Brief:
Omit every picture, then give all the entries again exactly.

[Data records]
• • • •
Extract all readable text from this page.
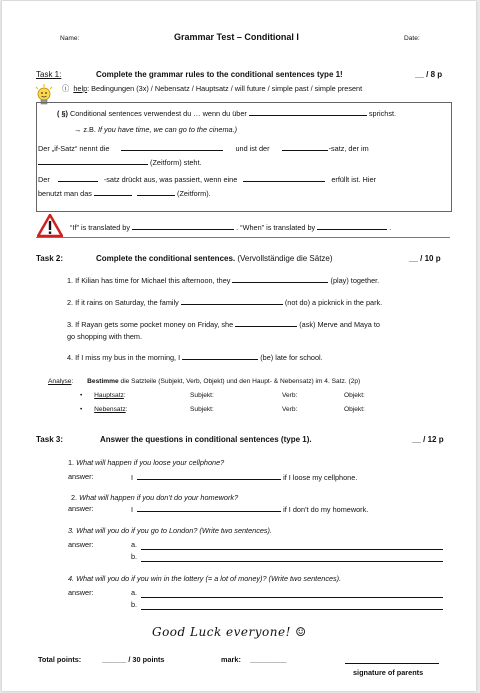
Name:	Grammar Test – Conditional I	Date:
Task 1:	Complete the grammar rules to the conditional sentences type 1!	__ / 8 p
ⓘ help: Bedingungen (3x) / Nebensatz / Hauptsatz / will future / simple past / simple present
( §) Conditional sentences verwendest du … wenn du über	sprichst.
→ z.B. If you have time, we can go to the cinema.)
Der „if-Satz“ nennt die	und ist der	-satz, der im
(Zeitform) steht.
Der	-satz drückt aus, was passiert, wenn eine	erfüllt ist. Hier
benutzt man das	(Zeitform).
“If” is translated by	. “When” is translated by	.
Task 2:	Complete the conditional sentences. (Vervollständige die Sätze)	__ / 10 p
1. If Kilian has time for Michael this afternoon, they	(play) together.
2. If it rains on Saturday, the family	(not do) a picknick in the park.
3. If Rayan gets some pocket money on Friday, she	(ask) Merve and Maya to
go shopping with them.
4. If I miss my bus in the morning, I	(be) late for school.
Analyse: Bestimme die Satzteile (Subjekt, Verb, Objekt) und den Haupt- & Nebensatz) im 4. Satz. (2p)
• Hauptsatz:	Subjekt:	Verb:	Objekt:
• Nebensatz:	Subjekt:	Verb:	Objekt:
Task 3:	Answer the questions in conditional sentences (type 1).	__ / 12 p
1. What will happen if you loose your cellphone?
answer:	I	if I loose my cellphone.
2. What will happen if you don’t do your homework?
answer:	I	if I don’t do my homework.
3. What will you do if you go to London? (Write two sentences).
answer:	a.
b.
4. What will you do if you win in the lottery (= a lot of money)? (Write two sentences).
answer:	a.
b.
Good Luck everyone! ☺
Total points:	______ / 30 points	mark: _________
signature of parents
• • • •
Solution for this exercise:
Extract all readable text from this page.
Name:	Grammar Test – Conditional I	Date:
Task 1:	Complete the grammar rules to the conditional sentences type 1!	__ / 8 p
ⓘ help: Bedingungen (3x) / Nebensatz / Hauptsatz / will future / simple past / simple present
( §) Conditional sentences verwendest du … wenn du über	sprichst.
→ z.B. If you have time, we can go to the cinema.)
Der „if-Satz“ nennt die	und ist der	-satz, der im
(Zeitform) steht.
Der	-satz drückt aus, was passiert, wenn eine	erfüllt ist. Hier
benutzt man das	(Zeitform).
“If” is translated by	. “When” is translated by	.
Task 2:	Complete the conditional sentences. (Vervollständige die Sätze)	__ / 10 p
1. If Kilian has time for Michael this afternoon, they	(play) together.
2. If it rains on Saturday, the family	(not do) a picknick in the park.
3. If Rayan gets some pocket money on Friday, she	(ask) Merve and Maya to
go shopping with them.
4. If I miss my bus in the morning, I	(be) late for school.
Analyse: Bestimme die Satzteile (Subjekt, Verb, Objekt) und den Haupt- & Nebensatz) im 4. Satz. (2p)
• Hauptsatz:	Subjekt:	Verb:	Objekt:
• Nebensatz:	Subjekt:	Verb:	Objekt:
Task 3:	Answer the questions in conditional sentences (type 1).	__ / 12 p
1. What will happen if you loose your cellphone?
answer:	I	if I loose my cellphone.
2. What will happen if you don’t do your homework?
answer:	I	if I don’t do my homework.
3. What will you do if you go to London? (Write two sentences).
answer:	a.
b.
4. What will you do if you win in the lottery (= a lot of money)? (Write two sentences).
answer:	a.
b.
Good Luck everyone! ☺
Total points:	______ / 30 points	mark: _________
signature of parents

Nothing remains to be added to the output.